⟨
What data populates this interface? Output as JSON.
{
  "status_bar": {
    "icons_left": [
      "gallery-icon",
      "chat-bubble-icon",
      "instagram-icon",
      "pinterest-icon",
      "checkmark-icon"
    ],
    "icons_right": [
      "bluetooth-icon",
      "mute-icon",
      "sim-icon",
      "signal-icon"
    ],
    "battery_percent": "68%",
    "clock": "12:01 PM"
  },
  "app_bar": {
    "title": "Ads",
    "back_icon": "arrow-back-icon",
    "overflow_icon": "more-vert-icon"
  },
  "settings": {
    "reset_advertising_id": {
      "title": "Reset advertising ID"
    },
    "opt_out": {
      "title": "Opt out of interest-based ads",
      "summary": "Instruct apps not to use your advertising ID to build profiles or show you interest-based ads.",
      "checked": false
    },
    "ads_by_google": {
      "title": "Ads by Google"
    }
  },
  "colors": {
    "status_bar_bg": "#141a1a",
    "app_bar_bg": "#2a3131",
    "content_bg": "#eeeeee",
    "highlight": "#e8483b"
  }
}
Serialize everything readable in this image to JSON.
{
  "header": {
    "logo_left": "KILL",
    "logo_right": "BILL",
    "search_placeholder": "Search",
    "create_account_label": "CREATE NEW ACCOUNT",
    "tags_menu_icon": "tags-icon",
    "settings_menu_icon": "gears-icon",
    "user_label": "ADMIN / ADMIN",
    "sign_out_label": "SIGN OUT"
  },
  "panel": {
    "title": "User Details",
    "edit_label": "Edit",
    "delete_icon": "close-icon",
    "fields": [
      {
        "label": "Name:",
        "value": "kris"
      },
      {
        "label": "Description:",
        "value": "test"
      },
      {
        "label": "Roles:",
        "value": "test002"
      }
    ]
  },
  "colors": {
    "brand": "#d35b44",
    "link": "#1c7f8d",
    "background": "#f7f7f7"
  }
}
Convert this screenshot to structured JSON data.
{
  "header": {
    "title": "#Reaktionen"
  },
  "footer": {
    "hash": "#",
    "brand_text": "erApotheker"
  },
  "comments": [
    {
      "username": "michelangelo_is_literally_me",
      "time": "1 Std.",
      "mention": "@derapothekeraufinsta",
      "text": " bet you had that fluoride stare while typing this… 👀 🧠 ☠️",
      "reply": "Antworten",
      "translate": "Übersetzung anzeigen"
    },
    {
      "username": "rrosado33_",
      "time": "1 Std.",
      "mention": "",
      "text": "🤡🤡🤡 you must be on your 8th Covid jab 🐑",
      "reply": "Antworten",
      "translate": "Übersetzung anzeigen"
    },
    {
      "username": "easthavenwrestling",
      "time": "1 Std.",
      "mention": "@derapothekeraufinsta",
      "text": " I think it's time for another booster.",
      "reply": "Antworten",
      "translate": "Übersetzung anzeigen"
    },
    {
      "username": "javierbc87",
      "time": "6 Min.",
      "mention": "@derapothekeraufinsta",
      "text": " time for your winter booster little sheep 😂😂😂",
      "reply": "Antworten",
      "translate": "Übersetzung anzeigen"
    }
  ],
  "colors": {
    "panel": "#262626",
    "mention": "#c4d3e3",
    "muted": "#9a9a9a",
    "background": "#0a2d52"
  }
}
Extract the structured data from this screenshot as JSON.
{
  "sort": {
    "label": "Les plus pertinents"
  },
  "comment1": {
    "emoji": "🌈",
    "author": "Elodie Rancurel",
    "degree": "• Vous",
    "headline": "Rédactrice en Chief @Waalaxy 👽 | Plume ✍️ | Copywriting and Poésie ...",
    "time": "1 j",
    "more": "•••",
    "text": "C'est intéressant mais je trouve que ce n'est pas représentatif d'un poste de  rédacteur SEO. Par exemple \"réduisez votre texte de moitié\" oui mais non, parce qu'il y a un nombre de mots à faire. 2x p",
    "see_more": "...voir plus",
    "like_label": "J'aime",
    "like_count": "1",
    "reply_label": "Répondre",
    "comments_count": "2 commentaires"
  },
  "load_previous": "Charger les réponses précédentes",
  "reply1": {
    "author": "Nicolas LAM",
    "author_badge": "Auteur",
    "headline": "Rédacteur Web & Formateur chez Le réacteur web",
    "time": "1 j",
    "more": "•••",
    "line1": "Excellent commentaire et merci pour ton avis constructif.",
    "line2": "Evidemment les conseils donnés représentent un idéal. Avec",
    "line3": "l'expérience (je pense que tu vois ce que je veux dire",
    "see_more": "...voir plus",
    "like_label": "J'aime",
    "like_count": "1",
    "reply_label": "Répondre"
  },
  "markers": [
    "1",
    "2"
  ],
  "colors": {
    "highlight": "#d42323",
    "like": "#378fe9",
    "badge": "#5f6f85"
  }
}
⟩
# [Exercise directions]
The records above are to be copied in full, exactly as written.

# [Reply to the exercise]
What data populates this interface? Output as JSON.
{
  "status_bar": {
    "icons_left": [
      "gallery-icon",
      "chat-bubble-icon",
      "instagram-icon",
      "pinterest-icon",
      "checkmark-icon"
    ],
    "icons_right": [
      "bluetooth-icon",
      "mute-icon",
      "sim-icon",
      "signal-icon"
    ],
    "battery_percent": "68%",
    "clock": "12:01 PM"
  },
  "app_bar": {
    "title": "Ads",
    "back_icon": "arrow-back-icon",
    "overflow_icon": "more-vert-icon"
  },
  "settings": {
    "reset_advertising_id": {
      "title": "Reset advertising ID"
    },
    "opt_out": {
      "title": "Opt out of interest-based ads",
      "summary": "Instruct apps not to use your advertising ID to build profiles or show you interest-based ads.",
      "checked": false
    },
    "ads_by_google": {
      "title": "Ads by Google"
    }
  },
  "colors": {
    "status_bar_bg": "#141a1a",
    "app_bar_bg": "#2a3131",
    "content_bg": "#eeeeee",
    "highlight": "#e8483b"
  }
}
Serialize everything readable in this image to JSON.
{
  "header": {
    "logo_left": "KILL",
    "logo_right": "BILL",
    "search_placeholder": "Search",
    "create_account_label": "CREATE NEW ACCOUNT",
    "tags_menu_icon": "tags-icon",
    "settings_menu_icon": "gears-icon",
    "user_label": "ADMIN / ADMIN",
    "sign_out_label": "SIGN OUT"
  },
  "panel": {
    "title": "User Details",
    "edit_label": "Edit",
    "delete_icon": "close-icon",
    "fields": [
      {
        "label": "Name:",
        "value": "kris"
      },
      {
        "label": "Description:",
        "value": "test"
      },
      {
        "label": "Roles:",
        "value": "test002"
      }
    ]
  },
  "colors": {
    "brand": "#d35b44",
    "link": "#1c7f8d",
    "background": "#f7f7f7"
  }
}
Convert this screenshot to structured JSON data.
{
  "header": {
    "title": "#Reaktionen"
  },
  "footer": {
    "hash": "#",
    "brand_text": "erApotheker"
  },
  "comments": [
    {
      "username": "michelangelo_is_literally_me",
      "time": "1 Std.",
      "mention": "@derapothekeraufinsta",
      "text": " bet you had that fluoride stare while typing this… 👀 🧠 ☠️",
      "reply": "Antworten",
      "translate": "Übersetzung anzeigen"
    },
    {
      "username": "rrosado33_",
      "time": "1 Std.",
      "mention": "",
      "text": "🤡🤡🤡 you must be on your 8th Covid jab 🐑",
      "reply": "Antworten",
      "translate": "Übersetzung anzeigen"
    },
    {
      "username": "easthavenwrestling",
      "time": "1 Std.",
      "mention": "@derapothekeraufinsta",
      "text": " I think it's time for another booster.",
      "reply": "Antworten",
      "translate": "Übersetzung anzeigen"
    },
    {
      "username": "javierbc87",
      "time": "6 Min.",
      "mention": "@derapothekeraufinsta",
      "text": " time for your winter booster little sheep 😂😂😂",
      "reply": "Antworten",
      "translate": "Übersetzung anzeigen"
    }
  ],
  "colors": {
    "panel": "#262626",
    "mention": "#c4d3e3",
    "muted": "#9a9a9a",
    "background": "#0a2d52"
  }
}
Extract the structured data from this screenshot as JSON.
{
  "sort": {
    "label": "Les plus pertinents"
  },
  "comment1": {
    "emoji": "🌈",
    "author": "Elodie Rancurel",
    "degree": "• Vous",
    "headline": "Rédactrice en Chief @Waalaxy 👽 | Plume ✍️ | Copywriting and Poésie ...",
    "time": "1 j",
    "more": "•••",
    "text": "C'est intéressant mais je trouve que ce n'est pas représentatif d'un poste de  rédacteur SEO. Par exemple \"réduisez votre texte de moitié\" oui mais non, parce qu'il y a un nombre de mots à faire. 2x p",
    "see_more": "...voir plus",
    "like_label": "J'aime",
    "like_count": "1",
    "reply_label": "Répondre",
    "comments_count": "2 commentaires"
  },
  "load_previous": "Charger les réponses précédentes",
  "reply1": {
    "author": "Nicolas LAM",
    "author_badge": "Auteur",
    "headline": "Rédacteur Web & Formateur chez Le réacteur web",
    "time": "1 j",
    "more": "•••",
    "line1": "Excellent commentaire et merci pour ton avis constructif.",
    "line2": "Evidemment les conseils donnés représentent un idéal. Avec",
    "line3": "l'expérience (je pense que tu vois ce que je veux dire",
    "see_more": "...voir plus",
    "like_label": "J'aime",
    "like_count": "1",
    "reply_label": "Répondre"
  },
  "markers": [
    "1",
    "2"
  ],
  "colors": {
    "highlight": "#d42323",
    "like": "#378fe9",
    "badge": "#5f6f85"
  }
}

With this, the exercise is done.